↓↓↓
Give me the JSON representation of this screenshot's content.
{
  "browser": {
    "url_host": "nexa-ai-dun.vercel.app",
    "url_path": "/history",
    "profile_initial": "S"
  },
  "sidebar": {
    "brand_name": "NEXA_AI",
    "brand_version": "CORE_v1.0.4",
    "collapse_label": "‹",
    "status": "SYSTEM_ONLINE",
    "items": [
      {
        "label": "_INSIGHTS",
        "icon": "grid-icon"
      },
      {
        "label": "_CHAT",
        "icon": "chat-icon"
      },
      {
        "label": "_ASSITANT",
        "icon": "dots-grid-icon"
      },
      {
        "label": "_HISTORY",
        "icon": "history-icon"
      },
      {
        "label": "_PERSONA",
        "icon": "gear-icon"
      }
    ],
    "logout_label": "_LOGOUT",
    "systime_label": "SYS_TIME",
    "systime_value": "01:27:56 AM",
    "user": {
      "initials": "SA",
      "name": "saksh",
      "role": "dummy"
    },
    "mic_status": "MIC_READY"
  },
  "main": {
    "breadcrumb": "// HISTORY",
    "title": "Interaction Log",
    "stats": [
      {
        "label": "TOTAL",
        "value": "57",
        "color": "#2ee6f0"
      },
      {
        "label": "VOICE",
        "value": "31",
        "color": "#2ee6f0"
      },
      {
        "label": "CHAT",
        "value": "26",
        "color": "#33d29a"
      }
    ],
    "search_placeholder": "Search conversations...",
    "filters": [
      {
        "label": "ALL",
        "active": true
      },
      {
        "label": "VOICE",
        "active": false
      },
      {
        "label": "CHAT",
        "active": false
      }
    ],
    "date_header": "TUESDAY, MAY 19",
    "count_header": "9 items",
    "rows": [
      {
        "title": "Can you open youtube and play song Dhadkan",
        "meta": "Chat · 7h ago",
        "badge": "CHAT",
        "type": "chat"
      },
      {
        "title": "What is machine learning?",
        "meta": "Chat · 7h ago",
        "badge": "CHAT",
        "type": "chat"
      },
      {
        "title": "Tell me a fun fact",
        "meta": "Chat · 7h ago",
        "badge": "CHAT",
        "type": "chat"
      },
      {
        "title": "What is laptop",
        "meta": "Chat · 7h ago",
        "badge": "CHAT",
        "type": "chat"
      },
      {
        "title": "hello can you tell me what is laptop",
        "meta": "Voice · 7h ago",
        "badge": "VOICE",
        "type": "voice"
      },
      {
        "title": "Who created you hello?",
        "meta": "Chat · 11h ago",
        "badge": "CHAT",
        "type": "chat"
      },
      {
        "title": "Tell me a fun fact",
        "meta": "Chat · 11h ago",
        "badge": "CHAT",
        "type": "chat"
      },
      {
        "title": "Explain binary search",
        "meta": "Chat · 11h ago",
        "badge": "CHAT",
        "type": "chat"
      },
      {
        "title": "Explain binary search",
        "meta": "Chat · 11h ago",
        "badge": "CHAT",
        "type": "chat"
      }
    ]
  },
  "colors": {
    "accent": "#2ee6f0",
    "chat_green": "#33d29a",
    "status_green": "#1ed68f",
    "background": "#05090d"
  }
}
↑↑↑
TASK:
Reproduce all data above, unchanged.

SOLUTION FOR THIS PROBLEM:
Give me the JSON representation of this screenshot's content.
{
  "browser": {
    "url_host": "nexa-ai-dun.vercel.app",
    "url_path": "/history",
    "profile_initial": "S"
  },
  "sidebar": {
    "brand_name": "NEXA_AI",
    "brand_version": "CORE_v1.0.4",
    "collapse_label": "‹",
    "status": "SYSTEM_ONLINE",
    "items": [
      {
        "label": "_INSIGHTS",
        "icon": "grid-icon"
      },
      {
        "label": "_CHAT",
        "icon": "chat-icon"
      },
      {
        "label": "_ASSITANT",
        "icon": "dots-grid-icon"
      },
      {
        "label": "_HISTORY",
        "icon": "history-icon"
      },
      {
        "label": "_PERSONA",
        "icon": "gear-icon"
      }
    ],
    "logout_label": "_LOGOUT",
    "systime_label": "SYS_TIME",
    "systime_value": "01:27:56 AM",
    "user": {
      "initials": "SA",
      "name": "saksh",
      "role": "dummy"
    },
    "mic_status": "MIC_READY"
  },
  "main": {
    "breadcrumb": "// HISTORY",
    "title": "Interaction Log",
    "stats": [
      {
        "label": "TOTAL",
        "value": "57",
        "color": "#2ee6f0"
      },
      {
        "label": "VOICE",
        "value": "31",
        "color": "#2ee6f0"
      },
      {
        "label": "CHAT",
        "value": "26",
        "color": "#33d29a"
      }
    ],
    "search_placeholder": "Search conversations...",
    "filters": [
      {
        "label": "ALL",
        "active": true
      },
      {
        "label": "VOICE",
        "active": false
      },
      {
        "label": "CHAT",
        "active": false
      }
    ],
    "date_header": "TUESDAY, MAY 19",
    "count_header": "9 items",
    "rows": [
      {
        "title": "Can you open youtube and play song Dhadkan",
        "meta": "Chat · 7h ago",
        "badge": "CHAT",
        "type": "chat"
      },
      {
        "title": "What is machine learning?",
        "meta": "Chat · 7h ago",
        "badge": "CHAT",
        "type": "chat"
      },
      {
        "title": "Tell me a fun fact",
        "meta": "Chat · 7h ago",
        "badge": "CHAT",
        "type": "chat"
      },
      {
        "title": "What is laptop",
        "meta": "Chat · 7h ago",
        "badge": "CHAT",
        "type": "chat"
      },
      {
        "title": "hello can you tell me what is laptop",
        "meta": "Voice · 7h ago",
        "badge": "VOICE",
        "type": "voice"
      },
      {
        "title": "Who created you hello?",
        "meta": "Chat · 11h ago",
        "badge": "CHAT",
        "type": "chat"
      },
      {
        "title": "Tell me a fun fact",
        "meta": "Chat · 11h ago",
        "badge": "CHAT",
        "type": "chat"
      },
      {
        "title": "Explain binary search",
        "meta": "Chat · 11h ago",
        "badge": "CHAT",
        "type": "chat"
      },
      {
        "title": "Explain binary search",
        "meta": "Chat · 11h ago",
        "badge": "CHAT",
        "type": "chat"
      }
    ]
  },
  "colors": {
    "accent": "#2ee6f0",
    "chat_green": "#33d29a",
    "status_green": "#1ed68f",
    "background": "#05090d"
  }
}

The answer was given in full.